Some records:
__________

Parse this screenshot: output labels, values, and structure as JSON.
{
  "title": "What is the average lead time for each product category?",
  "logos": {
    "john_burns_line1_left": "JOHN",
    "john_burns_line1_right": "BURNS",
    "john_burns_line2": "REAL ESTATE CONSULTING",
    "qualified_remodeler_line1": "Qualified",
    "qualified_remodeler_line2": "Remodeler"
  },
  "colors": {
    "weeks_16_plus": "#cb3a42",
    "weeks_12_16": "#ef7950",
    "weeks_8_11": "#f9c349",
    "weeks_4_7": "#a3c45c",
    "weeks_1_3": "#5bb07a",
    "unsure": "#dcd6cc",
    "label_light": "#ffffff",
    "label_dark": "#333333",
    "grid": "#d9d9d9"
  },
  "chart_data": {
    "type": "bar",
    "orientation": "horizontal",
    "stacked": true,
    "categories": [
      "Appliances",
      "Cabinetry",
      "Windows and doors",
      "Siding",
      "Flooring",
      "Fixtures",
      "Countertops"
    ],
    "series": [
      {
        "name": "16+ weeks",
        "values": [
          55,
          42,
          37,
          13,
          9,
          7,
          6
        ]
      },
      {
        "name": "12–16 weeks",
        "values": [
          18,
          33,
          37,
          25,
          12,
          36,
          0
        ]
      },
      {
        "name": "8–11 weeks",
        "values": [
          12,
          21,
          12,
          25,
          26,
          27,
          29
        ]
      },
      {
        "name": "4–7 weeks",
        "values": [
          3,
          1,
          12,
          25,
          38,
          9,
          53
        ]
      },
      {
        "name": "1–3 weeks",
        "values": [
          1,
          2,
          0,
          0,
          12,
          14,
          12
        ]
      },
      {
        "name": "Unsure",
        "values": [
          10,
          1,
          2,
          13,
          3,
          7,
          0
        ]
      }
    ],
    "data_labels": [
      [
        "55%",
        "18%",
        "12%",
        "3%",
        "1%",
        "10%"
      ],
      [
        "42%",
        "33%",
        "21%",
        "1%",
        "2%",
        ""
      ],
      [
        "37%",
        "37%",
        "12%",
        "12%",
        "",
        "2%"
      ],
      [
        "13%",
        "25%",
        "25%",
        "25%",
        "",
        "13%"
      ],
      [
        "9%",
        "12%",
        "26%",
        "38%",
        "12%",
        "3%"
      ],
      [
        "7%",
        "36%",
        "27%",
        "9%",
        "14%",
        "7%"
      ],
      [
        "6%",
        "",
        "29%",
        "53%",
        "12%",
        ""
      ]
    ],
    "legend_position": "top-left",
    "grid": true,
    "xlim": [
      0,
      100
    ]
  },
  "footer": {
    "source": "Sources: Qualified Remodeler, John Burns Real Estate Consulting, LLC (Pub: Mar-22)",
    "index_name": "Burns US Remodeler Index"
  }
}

__________

#### EXERCISE REQUIREMENTS:
Would you reproduce the material above in full, exactly as given?

#### FINAL ANSWER:
Parse this screenshot: output labels, values, and structure as JSON.
{
  "title": "What is the average lead time for each product category?",
  "logos": {
    "john_burns_line1_left": "JOHN",
    "john_burns_line1_right": "BURNS",
    "john_burns_line2": "REAL ESTATE CONSULTING",
    "qualified_remodeler_line1": "Qualified",
    "qualified_remodeler_line2": "Remodeler"
  },
  "colors": {
    "weeks_16_plus": "#cb3a42",
    "weeks_12_16": "#ef7950",
    "weeks_8_11": "#f9c349",
    "weeks_4_7": "#a3c45c",
    "weeks_1_3": "#5bb07a",
    "unsure": "#dcd6cc",
    "label_light": "#ffffff",
    "label_dark": "#333333",
    "grid": "#d9d9d9"
  },
  "chart_data": {
    "type": "bar",
    "orientation": "horizontal",
    "stacked": true,
    "categories": [
      "Appliances",
      "Cabinetry",
      "Windows and doors",
      "Siding",
      "Flooring",
      "Fixtures",
      "Countertops"
    ],
    "series": [
      {
        "name": "16+ weeks",
        "values": [
          55,
          42,
          37,
          13,
          9,
          7,
          6
        ]
      },
      {
        "name": "12–16 weeks",
        "values": [
          18,
          33,
          37,
          25,
          12,
          36,
          0
        ]
      },
      {
        "name": "8–11 weeks",
        "values": [
          12,
          21,
          12,
          25,
          26,
          27,
          29
        ]
      },
      {
        "name": "4–7 weeks",
        "values": [
          3,
          1,
          12,
          25,
          38,
          9,
          53
        ]
      },
      {
        "name": "1–3 weeks",
        "values": [
          1,
          2,
          0,
          0,
          12,
          14,
          12
        ]
      },
      {
        "name": "Unsure",
        "values": [
          10,
          1,
          2,
          13,
          3,
          7,
          0
        ]
      }
    ],
    "data_labels": [
      [
        "55%",
        "18%",
        "12%",
        "3%",
        "1%",
        "10%"
      ],
      [
        "42%",
        "33%",
        "21%",
        "1%",
        "2%",
        ""
      ],
      [
        "37%",
        "37%",
        "12%",
        "12%",
        "",
        "2%"
      ],
      [
        "13%",
        "25%",
        "25%",
        "25%",
        "",
        "13%"
      ],
      [
        "9%",
        "12%",
        "26%",
        "38%",
        "12%",
        "3%"
      ],
      [
        "7%",
        "36%",
        "27%",
        "9%",
        "14%",
        "7%"
      ],
      [
        "6%",
        "",
        "29%",
        "53%",
        "12%",
        ""
      ]
    ],
    "legend_position": "top-left",
    "grid": true,
    "xlim": [
      0,
      100
    ]
  },
  "footer": {
    "source": "Sources: Qualified Remodeler, John Burns Real Estate Consulting, LLC (Pub: Mar-22)",
    "index_name": "Burns US Remodeler Index"
  }
}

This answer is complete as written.